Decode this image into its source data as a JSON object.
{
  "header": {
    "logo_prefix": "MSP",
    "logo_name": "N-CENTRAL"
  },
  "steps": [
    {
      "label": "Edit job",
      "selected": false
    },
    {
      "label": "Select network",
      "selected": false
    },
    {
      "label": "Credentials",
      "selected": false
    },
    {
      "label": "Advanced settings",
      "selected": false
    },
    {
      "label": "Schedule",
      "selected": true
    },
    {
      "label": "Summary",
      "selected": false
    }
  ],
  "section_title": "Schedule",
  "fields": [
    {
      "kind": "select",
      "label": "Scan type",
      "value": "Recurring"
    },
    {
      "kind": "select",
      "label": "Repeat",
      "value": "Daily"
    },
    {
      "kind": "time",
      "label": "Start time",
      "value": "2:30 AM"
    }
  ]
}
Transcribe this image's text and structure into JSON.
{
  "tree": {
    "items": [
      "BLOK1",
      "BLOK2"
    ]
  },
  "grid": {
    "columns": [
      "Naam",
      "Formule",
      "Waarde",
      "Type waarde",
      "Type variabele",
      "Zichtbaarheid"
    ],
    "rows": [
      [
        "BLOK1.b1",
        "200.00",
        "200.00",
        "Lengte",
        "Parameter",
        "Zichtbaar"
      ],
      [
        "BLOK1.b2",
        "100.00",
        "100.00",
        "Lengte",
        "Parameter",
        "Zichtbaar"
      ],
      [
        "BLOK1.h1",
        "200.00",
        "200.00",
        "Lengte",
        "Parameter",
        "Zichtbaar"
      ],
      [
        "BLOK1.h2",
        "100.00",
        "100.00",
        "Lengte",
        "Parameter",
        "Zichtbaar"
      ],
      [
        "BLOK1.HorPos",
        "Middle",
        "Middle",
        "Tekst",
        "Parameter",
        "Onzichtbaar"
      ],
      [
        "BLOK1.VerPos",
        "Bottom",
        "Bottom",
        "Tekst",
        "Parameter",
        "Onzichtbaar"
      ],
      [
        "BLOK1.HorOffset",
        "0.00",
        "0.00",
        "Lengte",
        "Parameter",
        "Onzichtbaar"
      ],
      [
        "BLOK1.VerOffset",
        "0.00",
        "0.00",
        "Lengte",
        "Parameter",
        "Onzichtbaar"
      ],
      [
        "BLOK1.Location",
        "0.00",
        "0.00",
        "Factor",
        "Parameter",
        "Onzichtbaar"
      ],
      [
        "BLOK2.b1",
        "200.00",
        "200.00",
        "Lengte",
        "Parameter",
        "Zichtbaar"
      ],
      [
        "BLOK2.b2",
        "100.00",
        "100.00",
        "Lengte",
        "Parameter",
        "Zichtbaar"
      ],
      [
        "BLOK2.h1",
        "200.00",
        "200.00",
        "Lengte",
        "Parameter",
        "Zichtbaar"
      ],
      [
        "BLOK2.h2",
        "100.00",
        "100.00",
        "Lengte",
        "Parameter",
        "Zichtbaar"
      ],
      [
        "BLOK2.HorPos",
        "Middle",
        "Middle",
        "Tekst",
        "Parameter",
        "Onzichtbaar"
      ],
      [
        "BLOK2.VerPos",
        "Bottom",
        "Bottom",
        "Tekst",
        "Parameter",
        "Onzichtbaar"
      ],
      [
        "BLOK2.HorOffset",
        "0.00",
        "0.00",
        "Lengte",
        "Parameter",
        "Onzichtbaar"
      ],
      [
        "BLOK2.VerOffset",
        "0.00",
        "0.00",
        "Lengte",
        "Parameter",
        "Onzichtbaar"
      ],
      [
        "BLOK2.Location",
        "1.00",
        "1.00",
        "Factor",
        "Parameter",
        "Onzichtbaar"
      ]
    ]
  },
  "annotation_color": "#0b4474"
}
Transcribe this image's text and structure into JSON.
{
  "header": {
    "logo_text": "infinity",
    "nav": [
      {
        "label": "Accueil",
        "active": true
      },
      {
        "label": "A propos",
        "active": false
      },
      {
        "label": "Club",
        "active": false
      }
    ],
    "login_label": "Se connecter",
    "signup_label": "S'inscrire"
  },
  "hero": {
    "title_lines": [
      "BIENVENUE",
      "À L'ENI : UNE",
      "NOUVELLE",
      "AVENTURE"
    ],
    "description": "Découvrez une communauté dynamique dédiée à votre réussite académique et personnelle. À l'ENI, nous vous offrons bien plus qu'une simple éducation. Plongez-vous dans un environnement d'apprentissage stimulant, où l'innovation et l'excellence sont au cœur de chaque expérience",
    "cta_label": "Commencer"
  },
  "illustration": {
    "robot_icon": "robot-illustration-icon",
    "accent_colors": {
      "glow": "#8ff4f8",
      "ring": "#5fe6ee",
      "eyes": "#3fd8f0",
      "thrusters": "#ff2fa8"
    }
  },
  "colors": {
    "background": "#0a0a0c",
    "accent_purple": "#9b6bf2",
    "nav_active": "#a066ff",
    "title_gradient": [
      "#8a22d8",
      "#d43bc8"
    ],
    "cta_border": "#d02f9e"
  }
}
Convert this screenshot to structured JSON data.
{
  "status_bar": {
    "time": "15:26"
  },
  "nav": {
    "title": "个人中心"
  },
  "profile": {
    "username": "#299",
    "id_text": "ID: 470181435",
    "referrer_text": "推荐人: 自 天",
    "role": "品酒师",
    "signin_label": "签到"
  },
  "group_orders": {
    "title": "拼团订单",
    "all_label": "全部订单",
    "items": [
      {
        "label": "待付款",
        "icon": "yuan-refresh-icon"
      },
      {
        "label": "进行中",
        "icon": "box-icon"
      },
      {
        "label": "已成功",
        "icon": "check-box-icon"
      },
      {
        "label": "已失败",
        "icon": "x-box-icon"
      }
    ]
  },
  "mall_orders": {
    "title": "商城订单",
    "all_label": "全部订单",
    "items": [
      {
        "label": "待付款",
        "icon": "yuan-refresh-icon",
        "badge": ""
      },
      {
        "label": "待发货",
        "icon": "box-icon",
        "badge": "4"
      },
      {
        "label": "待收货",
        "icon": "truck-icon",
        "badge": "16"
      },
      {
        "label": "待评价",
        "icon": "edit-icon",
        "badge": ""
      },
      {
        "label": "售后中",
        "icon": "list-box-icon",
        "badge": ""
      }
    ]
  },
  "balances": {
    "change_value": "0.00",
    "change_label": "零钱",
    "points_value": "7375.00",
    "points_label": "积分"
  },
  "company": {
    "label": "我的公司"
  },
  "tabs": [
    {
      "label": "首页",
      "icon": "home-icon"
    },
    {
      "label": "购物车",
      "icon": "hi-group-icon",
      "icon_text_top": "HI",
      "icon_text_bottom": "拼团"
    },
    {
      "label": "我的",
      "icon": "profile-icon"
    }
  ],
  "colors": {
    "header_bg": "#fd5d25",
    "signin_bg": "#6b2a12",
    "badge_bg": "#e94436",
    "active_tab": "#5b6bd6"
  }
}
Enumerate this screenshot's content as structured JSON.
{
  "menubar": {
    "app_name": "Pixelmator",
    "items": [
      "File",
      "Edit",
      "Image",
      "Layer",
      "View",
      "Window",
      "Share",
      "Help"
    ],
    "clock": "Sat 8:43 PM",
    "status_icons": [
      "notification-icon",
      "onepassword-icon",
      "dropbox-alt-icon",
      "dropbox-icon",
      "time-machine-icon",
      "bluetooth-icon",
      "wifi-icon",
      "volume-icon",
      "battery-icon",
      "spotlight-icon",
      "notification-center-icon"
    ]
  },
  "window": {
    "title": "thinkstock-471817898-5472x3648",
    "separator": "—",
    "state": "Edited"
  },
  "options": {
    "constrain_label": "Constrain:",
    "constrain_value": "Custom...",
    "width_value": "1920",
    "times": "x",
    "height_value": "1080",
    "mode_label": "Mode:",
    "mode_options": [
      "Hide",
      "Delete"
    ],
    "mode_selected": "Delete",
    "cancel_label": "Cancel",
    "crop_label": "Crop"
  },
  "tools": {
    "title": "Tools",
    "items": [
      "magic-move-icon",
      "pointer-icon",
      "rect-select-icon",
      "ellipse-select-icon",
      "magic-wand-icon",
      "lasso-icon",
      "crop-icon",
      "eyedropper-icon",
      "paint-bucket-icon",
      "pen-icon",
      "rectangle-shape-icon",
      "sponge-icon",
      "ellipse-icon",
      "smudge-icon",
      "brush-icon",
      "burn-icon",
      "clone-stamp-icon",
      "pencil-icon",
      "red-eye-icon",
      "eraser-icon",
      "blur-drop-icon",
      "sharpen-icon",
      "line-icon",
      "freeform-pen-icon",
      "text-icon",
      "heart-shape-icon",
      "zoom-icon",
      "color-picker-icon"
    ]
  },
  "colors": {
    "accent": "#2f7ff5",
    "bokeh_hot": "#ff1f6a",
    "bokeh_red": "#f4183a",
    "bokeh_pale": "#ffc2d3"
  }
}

> **Objective**
Lines that hold "Schedule" are the ones to copy; find all of them.

> **Answer in full**
      "label": "Schedule",
  "section_title": "Schedule",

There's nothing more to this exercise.